--- RECORDS FOR THIS TASK ---

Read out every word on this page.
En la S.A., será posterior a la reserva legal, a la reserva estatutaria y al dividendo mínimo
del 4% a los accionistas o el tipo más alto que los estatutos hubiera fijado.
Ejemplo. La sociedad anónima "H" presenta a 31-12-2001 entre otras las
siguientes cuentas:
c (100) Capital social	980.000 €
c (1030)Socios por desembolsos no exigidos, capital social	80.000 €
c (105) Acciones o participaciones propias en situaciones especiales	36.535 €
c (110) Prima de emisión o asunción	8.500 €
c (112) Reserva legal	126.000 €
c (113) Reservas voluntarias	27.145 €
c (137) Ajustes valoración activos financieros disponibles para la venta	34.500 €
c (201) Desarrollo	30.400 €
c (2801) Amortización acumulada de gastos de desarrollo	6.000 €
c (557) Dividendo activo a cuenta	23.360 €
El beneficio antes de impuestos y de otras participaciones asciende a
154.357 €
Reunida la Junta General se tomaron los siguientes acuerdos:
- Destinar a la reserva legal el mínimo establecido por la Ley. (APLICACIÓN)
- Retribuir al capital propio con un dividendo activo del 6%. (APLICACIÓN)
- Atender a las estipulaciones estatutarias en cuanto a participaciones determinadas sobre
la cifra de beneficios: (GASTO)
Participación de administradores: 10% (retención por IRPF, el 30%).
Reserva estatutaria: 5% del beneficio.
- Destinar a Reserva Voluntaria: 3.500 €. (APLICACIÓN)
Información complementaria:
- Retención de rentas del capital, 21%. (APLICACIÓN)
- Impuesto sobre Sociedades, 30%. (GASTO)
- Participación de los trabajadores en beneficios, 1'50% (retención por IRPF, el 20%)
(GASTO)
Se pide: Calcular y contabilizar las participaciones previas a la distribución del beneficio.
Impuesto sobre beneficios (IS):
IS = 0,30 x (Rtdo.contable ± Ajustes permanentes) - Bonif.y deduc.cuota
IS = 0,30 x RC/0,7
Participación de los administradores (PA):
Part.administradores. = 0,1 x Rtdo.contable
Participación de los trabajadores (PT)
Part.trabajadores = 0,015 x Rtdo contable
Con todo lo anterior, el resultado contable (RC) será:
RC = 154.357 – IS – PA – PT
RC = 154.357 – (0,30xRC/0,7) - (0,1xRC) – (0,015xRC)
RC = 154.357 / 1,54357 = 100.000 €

---

> _INSTRUCTIONS TO FOLLOW_:
Transcribe the whole listing with nothing added or left out.

> _FULL OUTPUT_:
Read out every word on this page.
En la S.A., será posterior a la reserva legal, a la reserva estatutaria y al dividendo mínimo
del 4% a los accionistas o el tipo más alto que los estatutos hubiera fijado.
Ejemplo. La sociedad anónima "H" presenta a 31-12-2001 entre otras las
siguientes cuentas:
c (100) Capital social	980.000 €
c (1030)Socios por desembolsos no exigidos, capital social	80.000 €
c (105) Acciones o participaciones propias en situaciones especiales	36.535 €
c (110) Prima de emisión o asunción	8.500 €
c (112) Reserva legal	126.000 €
c (113) Reservas voluntarias	27.145 €
c (137) Ajustes valoración activos financieros disponibles para la venta	34.500 €
c (201) Desarrollo	30.400 €
c (2801) Amortización acumulada de gastos de desarrollo	6.000 €
c (557) Dividendo activo a cuenta	23.360 €
El beneficio antes de impuestos y de otras participaciones asciende a
154.357 €
Reunida la Junta General se tomaron los siguientes acuerdos:
- Destinar a la reserva legal el mínimo establecido por la Ley. (APLICACIÓN)
- Retribuir al capital propio con un dividendo activo del 6%. (APLICACIÓN)
- Atender a las estipulaciones estatutarias en cuanto a participaciones determinadas sobre
la cifra de beneficios: (GASTO)
Participación de administradores: 10% (retención por IRPF, el 30%).
Reserva estatutaria: 5% del beneficio.
- Destinar a Reserva Voluntaria: 3.500 €. (APLICACIÓN)
Información complementaria:
- Retención de rentas del capital, 21%. (APLICACIÓN)
- Impuesto sobre Sociedades, 30%. (GASTO)
- Participación de los trabajadores en beneficios, 1'50% (retención por IRPF, el 20%)
(GASTO)
Se pide: Calcular y contabilizar las participaciones previas a la distribución del beneficio.
Impuesto sobre beneficios (IS):
IS = 0,30 x (Rtdo.contable ± Ajustes permanentes) - Bonif.y deduc.cuota
IS = 0,30 x RC/0,7
Participación de los administradores (PA):
Part.administradores. = 0,1 x Rtdo.contable
Participación de los trabajadores (PT)
Part.trabajadores = 0,015 x Rtdo contable
Con todo lo anterior, el resultado contable (RC) será:
RC = 154.357 – IS – PA – PT
RC = 154.357 – (0,30xRC/0,7) - (0,1xRC) – (0,015xRC)
RC = 154.357 / 1,54357 = 100.000 €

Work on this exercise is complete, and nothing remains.